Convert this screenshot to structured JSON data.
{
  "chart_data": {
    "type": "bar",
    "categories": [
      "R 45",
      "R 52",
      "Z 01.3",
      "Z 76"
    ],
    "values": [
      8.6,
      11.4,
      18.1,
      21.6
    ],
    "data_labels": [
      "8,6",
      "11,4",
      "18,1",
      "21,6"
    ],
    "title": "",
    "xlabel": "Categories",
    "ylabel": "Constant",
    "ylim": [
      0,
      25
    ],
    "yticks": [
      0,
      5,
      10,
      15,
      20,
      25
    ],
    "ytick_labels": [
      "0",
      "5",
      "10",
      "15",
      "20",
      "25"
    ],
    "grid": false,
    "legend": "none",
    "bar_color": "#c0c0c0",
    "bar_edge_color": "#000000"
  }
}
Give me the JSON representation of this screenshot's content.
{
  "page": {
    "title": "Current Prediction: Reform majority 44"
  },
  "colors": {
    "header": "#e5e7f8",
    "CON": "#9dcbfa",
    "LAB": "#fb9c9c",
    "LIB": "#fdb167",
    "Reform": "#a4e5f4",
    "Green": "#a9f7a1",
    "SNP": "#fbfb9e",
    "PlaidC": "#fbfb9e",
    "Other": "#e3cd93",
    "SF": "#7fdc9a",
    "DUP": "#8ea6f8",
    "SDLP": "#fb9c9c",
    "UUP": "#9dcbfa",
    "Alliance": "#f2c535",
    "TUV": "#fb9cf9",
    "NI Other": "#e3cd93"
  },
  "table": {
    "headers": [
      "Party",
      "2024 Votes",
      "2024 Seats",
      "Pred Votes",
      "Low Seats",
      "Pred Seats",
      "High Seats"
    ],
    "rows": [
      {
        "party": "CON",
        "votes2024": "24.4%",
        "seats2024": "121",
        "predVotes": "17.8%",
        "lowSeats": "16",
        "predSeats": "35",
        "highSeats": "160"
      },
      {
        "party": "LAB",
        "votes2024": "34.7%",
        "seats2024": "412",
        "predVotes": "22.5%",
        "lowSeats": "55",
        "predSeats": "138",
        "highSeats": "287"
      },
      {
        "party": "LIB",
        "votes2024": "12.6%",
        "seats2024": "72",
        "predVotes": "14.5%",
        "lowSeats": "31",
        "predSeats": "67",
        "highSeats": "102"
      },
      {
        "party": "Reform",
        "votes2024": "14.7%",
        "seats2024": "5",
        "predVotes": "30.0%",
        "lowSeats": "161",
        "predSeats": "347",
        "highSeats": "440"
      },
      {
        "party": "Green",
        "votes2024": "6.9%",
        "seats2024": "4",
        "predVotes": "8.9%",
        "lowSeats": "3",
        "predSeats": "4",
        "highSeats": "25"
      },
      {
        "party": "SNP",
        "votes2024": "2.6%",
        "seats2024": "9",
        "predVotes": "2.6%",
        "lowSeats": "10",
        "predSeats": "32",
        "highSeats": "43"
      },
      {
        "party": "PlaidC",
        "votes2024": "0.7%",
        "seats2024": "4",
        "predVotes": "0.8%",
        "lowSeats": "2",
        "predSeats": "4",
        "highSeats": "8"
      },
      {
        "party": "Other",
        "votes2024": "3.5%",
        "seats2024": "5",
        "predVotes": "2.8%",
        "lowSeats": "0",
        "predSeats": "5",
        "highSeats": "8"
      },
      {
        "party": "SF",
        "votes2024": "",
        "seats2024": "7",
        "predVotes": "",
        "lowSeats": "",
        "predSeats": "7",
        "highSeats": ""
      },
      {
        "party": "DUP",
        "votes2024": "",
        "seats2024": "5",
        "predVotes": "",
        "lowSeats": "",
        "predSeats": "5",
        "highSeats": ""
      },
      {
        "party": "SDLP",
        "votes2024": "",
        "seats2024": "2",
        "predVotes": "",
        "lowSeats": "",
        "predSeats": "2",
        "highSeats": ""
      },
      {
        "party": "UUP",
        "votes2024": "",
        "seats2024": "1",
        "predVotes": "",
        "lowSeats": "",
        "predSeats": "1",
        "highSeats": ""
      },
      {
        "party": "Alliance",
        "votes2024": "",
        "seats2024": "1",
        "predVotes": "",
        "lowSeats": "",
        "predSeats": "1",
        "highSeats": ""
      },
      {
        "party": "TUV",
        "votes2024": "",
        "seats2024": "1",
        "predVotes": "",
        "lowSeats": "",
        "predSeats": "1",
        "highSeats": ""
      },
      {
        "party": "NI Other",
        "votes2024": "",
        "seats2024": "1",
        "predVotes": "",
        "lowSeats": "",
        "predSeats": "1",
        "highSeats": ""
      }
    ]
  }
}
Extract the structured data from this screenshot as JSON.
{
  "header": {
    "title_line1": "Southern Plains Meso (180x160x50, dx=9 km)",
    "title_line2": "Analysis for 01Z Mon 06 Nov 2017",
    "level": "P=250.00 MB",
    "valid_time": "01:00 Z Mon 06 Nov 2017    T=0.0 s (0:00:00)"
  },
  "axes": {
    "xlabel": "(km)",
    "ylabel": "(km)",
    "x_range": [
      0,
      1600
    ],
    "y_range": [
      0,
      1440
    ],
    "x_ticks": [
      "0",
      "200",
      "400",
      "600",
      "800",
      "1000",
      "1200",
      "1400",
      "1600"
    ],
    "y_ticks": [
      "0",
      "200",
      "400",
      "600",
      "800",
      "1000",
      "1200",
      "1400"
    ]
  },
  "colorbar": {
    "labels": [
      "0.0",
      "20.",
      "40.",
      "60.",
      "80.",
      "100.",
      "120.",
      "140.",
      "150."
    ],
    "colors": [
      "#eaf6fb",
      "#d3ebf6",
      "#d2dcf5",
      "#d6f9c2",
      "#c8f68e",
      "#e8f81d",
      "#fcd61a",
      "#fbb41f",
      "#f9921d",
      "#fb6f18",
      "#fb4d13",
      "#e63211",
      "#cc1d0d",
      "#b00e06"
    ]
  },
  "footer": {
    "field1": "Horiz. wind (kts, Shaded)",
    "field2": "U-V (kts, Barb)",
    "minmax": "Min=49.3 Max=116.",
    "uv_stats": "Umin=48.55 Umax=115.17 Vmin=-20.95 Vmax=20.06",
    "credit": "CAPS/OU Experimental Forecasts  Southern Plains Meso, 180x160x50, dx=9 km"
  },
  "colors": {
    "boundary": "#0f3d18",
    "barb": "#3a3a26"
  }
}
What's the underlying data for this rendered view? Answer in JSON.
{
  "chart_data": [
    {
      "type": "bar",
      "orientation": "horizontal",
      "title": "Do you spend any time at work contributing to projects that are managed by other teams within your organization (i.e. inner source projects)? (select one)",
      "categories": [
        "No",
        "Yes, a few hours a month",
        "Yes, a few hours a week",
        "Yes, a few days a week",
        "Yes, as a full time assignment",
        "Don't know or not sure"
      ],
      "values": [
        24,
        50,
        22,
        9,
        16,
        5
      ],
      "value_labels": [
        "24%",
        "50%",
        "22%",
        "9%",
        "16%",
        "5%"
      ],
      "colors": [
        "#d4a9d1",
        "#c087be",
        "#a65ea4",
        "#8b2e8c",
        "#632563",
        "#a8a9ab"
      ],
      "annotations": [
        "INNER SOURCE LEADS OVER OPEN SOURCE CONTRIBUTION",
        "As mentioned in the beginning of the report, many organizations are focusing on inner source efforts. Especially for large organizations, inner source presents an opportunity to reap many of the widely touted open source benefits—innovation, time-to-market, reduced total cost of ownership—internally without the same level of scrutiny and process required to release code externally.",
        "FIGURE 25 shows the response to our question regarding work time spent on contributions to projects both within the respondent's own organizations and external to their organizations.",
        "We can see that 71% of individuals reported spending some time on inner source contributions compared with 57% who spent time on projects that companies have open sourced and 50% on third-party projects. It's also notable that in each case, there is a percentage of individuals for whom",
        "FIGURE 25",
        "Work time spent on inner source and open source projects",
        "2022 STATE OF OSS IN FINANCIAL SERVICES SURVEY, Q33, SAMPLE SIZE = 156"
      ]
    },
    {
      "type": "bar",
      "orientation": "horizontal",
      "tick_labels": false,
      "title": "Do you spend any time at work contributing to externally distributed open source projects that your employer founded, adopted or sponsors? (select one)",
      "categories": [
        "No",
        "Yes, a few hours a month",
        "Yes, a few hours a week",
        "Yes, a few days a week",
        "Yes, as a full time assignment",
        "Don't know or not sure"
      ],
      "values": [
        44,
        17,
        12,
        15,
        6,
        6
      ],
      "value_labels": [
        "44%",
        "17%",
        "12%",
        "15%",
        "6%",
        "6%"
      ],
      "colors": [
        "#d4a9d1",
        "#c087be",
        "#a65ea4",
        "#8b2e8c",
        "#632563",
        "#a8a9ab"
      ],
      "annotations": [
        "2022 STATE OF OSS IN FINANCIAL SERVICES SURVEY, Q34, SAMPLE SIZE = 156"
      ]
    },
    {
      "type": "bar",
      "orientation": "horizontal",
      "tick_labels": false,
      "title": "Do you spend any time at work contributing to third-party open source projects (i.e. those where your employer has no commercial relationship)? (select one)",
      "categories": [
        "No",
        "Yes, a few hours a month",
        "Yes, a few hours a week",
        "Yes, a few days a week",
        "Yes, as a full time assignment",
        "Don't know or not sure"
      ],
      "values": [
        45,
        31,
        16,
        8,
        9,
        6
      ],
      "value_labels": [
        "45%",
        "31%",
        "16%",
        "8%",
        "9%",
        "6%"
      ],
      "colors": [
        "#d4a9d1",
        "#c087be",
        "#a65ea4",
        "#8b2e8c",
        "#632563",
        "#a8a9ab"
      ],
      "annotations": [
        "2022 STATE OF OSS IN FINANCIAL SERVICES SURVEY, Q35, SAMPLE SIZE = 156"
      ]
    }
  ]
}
·····
## STATED EXERCISE
Using the listing above, gather each line that holds the string "spent" and copy it.

## FINISHED TASK
        "FIGURE 25 shows the response to our question regarding work time spent on contributions to projects both within the respondent's own organizations and external to their organizations.",
        "We can see that 71% of individuals reported spending some time on inner source contributions compared with 57% who spent time on projects that companies have open sourced and 50% on third-party projects. It's also notable that in each case, there is a percentage of individuals for whom",
        "Work time spent on inner source and open source projects",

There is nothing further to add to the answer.